# Given exercise
Output the entries verbatim, including every line.

[BEGIN Material supplied]

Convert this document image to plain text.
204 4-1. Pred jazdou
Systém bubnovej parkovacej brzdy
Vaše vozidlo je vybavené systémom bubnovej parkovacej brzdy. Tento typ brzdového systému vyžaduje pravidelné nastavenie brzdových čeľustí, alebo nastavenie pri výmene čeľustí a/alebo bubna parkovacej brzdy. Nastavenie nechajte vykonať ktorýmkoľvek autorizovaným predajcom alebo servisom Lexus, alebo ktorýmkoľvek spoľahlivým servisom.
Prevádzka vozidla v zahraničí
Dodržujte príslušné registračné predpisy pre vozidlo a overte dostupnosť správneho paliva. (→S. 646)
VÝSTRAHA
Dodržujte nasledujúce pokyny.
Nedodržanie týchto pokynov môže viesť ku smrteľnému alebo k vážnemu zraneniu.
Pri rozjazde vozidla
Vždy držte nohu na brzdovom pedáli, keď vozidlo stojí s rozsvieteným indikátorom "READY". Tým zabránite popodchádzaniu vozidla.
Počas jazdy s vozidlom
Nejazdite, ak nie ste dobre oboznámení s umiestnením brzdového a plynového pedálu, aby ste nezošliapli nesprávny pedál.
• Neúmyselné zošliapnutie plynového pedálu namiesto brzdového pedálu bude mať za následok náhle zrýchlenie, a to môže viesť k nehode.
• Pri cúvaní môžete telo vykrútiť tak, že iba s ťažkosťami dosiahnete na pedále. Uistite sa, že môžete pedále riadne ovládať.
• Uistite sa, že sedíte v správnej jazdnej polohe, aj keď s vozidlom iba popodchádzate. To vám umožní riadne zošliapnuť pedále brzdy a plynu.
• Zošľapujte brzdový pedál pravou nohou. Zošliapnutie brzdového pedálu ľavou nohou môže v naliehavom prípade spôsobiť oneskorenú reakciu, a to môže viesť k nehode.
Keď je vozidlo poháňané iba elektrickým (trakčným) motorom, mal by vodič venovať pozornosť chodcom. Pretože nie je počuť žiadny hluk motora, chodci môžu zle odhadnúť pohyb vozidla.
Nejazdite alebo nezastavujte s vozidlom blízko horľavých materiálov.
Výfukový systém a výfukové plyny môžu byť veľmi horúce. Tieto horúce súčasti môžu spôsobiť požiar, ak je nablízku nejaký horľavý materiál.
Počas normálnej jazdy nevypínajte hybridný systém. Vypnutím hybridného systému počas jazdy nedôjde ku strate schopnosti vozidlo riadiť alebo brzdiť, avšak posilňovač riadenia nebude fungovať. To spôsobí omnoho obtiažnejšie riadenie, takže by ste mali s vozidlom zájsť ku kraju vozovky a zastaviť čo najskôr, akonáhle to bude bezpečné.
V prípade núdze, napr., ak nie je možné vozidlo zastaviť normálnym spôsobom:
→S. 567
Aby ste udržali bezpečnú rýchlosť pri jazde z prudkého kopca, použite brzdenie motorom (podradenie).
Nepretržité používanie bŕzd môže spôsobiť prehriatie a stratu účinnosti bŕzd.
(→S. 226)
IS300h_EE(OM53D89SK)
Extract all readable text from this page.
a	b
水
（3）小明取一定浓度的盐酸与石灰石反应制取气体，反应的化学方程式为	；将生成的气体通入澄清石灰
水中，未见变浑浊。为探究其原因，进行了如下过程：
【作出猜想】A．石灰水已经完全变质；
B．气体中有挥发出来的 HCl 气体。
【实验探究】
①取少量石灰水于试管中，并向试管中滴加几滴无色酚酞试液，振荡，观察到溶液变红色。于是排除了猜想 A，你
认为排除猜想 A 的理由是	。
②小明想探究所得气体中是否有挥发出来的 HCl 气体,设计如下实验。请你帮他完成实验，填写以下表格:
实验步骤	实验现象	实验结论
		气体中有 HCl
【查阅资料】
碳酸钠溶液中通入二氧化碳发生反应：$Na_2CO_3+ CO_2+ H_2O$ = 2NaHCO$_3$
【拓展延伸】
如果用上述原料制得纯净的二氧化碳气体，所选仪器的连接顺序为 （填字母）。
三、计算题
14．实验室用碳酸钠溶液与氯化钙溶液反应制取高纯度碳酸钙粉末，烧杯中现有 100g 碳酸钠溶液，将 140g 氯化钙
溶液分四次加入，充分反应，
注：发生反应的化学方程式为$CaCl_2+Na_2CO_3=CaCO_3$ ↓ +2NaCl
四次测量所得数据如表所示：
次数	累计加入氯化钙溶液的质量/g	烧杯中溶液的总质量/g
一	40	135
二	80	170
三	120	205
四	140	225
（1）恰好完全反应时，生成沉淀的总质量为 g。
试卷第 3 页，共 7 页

[END Material supplied]

# Exercise answer
Convert this document image to plain text.
204 4-1. Pred jazdou
Systém bubnovej parkovacej brzdy
Vaše vozidlo je vybavené systémom bubnovej parkovacej brzdy. Tento typ brzdového systému vyžaduje pravidelné nastavenie brzdových čeľustí, alebo nastavenie pri výmene čeľustí a/alebo bubna parkovacej brzdy. Nastavenie nechajte vykonať ktorýmkoľvek autorizovaným predajcom alebo servisom Lexus, alebo ktorýmkoľvek spoľahlivým servisom.
Prevádzka vozidla v zahraničí
Dodržujte príslušné registračné predpisy pre vozidlo a overte dostupnosť správneho paliva. (→S. 646)
VÝSTRAHA
Dodržujte nasledujúce pokyny.
Nedodržanie týchto pokynov môže viesť ku smrteľnému alebo k vážnemu zraneniu.
Pri rozjazde vozidla
Vždy držte nohu na brzdovom pedáli, keď vozidlo stojí s rozsvieteným indikátorom "READY". Tým zabránite popodchádzaniu vozidla.
Počas jazdy s vozidlom
Nejazdite, ak nie ste dobre oboznámení s umiestnením brzdového a plynového pedálu, aby ste nezošliapli nesprávny pedál.
• Neúmyselné zošliapnutie plynového pedálu namiesto brzdového pedálu bude mať za následok náhle zrýchlenie, a to môže viesť k nehode.
• Pri cúvaní môžete telo vykrútiť tak, že iba s ťažkosťami dosiahnete na pedále. Uistite sa, že môžete pedále riadne ovládať.
• Uistite sa, že sedíte v správnej jazdnej polohe, aj keď s vozidlom iba popodchádzate. To vám umožní riadne zošliapnuť pedále brzdy a plynu.
• Zošľapujte brzdový pedál pravou nohou. Zošliapnutie brzdového pedálu ľavou nohou môže v naliehavom prípade spôsobiť oneskorenú reakciu, a to môže viesť k nehode.
Keď je vozidlo poháňané iba elektrickým (trakčným) motorom, mal by vodič venovať pozornosť chodcom. Pretože nie je počuť žiadny hluk motora, chodci môžu zle odhadnúť pohyb vozidla.
Nejazdite alebo nezastavujte s vozidlom blízko horľavých materiálov.
Výfukový systém a výfukové plyny môžu byť veľmi horúce. Tieto horúce súčasti môžu spôsobiť požiar, ak je nablízku nejaký horľavý materiál.
Počas normálnej jazdy nevypínajte hybridný systém. Vypnutím hybridného systému počas jazdy nedôjde ku strate schopnosti vozidlo riadiť alebo brzdiť, avšak posilňovač riadenia nebude fungovať. To spôsobí omnoho obtiažnejšie riadenie, takže by ste mali s vozidlom zájsť ku kraju vozovky a zastaviť čo najskôr, akonáhle to bude bezpečné.
V prípade núdze, napr., ak nie je možné vozidlo zastaviť normálnym spôsobom:
→S. 567
Aby ste udržali bezpečnú rýchlosť pri jazde z prudkého kopca, použite brzdenie motorom (podradenie).
Nepretržité používanie bŕzd môže spôsobiť prehriatie a stratu účinnosti bŕzd.
(→S. 226)
IS300h_EE(OM53D89SK)
Extract all readable text from this page.
a	b
水
（3）小明取一定浓度的盐酸与石灰石反应制取气体，反应的化学方程式为	；将生成的气体通入澄清石灰
水中，未见变浑浊。为探究其原因，进行了如下过程：
【作出猜想】A．石灰水已经完全变质；
B．气体中有挥发出来的 HCl 气体。
【实验探究】
①取少量石灰水于试管中，并向试管中滴加几滴无色酚酞试液，振荡，观察到溶液变红色。于是排除了猜想 A，你
认为排除猜想 A 的理由是	。
②小明想探究所得气体中是否有挥发出来的 HCl 气体,设计如下实验。请你帮他完成实验，填写以下表格:
实验步骤	实验现象	实验结论
		气体中有 HCl
【查阅资料】
碳酸钠溶液中通入二氧化碳发生反应：$Na_2CO_3+ CO_2+ H_2O$ = 2NaHCO$_3$
【拓展延伸】
如果用上述原料制得纯净的二氧化碳气体，所选仪器的连接顺序为 （填字母）。
三、计算题
14．实验室用碳酸钠溶液与氯化钙溶液反应制取高纯度碳酸钙粉末，烧杯中现有 100g 碳酸钠溶液，将 140g 氯化钙
溶液分四次加入，充分反应，
注：发生反应的化学方程式为$CaCl_2+Na_2CO_3=CaCO_3$ ↓ +2NaCl
四次测量所得数据如表所示：
次数	累计加入氯化钙溶液的质量/g	烧杯中溶液的总质量/g
一	40	135
二	80	170
三	120	205
四	140	225
（1）恰好完全反应时，生成沉淀的总质量为 g。
试卷第 3 页，共 7 页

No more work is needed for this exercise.